What you are asked to do :: Whenever a line contains the string "tangente", copy it out of the entries.

Data section ::
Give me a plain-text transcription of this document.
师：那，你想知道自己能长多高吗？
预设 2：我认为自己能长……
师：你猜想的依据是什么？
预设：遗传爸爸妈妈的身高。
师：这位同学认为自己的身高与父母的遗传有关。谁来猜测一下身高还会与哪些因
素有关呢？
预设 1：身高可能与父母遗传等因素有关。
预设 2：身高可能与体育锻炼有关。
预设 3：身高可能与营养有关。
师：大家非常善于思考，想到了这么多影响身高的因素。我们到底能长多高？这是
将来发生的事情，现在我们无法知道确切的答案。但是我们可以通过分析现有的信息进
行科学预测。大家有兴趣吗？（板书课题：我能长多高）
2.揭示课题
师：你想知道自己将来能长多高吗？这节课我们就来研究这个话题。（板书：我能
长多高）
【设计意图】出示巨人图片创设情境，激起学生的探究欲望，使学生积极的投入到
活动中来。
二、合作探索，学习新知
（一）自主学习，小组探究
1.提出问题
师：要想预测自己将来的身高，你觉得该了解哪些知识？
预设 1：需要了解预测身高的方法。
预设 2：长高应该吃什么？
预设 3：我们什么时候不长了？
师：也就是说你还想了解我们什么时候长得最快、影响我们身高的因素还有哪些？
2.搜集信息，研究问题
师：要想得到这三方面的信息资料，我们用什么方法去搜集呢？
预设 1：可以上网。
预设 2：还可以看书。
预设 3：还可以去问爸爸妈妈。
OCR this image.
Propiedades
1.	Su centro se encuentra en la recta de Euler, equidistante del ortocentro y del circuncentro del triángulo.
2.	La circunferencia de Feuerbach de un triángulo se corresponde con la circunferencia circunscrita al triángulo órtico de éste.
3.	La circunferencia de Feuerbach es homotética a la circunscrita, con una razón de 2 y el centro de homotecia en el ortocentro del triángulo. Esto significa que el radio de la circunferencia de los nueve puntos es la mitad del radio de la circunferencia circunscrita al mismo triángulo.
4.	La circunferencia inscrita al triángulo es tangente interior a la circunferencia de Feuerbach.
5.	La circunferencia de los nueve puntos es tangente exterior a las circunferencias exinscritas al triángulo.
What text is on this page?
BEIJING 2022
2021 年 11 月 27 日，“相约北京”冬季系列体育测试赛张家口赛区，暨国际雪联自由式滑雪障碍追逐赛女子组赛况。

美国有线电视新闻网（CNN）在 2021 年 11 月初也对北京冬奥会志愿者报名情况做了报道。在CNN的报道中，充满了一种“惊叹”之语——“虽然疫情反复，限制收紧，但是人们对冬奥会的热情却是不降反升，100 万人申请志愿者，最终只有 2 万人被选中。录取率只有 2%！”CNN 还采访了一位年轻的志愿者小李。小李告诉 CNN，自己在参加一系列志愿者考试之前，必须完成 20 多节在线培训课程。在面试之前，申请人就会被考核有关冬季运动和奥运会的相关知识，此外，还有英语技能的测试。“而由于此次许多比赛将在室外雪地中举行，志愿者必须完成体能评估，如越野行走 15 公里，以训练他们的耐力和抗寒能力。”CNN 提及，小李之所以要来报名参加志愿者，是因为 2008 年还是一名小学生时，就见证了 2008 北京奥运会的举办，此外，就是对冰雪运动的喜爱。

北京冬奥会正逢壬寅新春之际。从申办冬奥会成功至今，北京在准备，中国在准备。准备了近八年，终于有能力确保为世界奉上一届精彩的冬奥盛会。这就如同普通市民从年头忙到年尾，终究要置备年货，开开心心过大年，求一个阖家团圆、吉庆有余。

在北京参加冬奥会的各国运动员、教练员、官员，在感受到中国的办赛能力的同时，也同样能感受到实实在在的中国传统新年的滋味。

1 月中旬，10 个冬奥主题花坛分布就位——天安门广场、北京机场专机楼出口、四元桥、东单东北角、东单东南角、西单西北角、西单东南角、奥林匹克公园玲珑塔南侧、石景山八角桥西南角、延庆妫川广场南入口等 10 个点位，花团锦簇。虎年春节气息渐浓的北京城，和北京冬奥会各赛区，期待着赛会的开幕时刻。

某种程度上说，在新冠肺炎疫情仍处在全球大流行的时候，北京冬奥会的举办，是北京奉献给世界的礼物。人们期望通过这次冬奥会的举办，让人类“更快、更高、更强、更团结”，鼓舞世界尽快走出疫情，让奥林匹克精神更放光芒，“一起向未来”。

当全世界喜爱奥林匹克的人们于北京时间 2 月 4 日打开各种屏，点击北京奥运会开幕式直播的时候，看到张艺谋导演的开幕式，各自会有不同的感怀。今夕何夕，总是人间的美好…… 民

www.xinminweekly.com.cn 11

Task result ::
4.	La circunferencia inscrita al triángulo es tangente interior a la circunferencia de Feuerbach.
5.	La circunferencia de los nueve puntos es tangente exterior a las circunferencias exinscritas al triángulo.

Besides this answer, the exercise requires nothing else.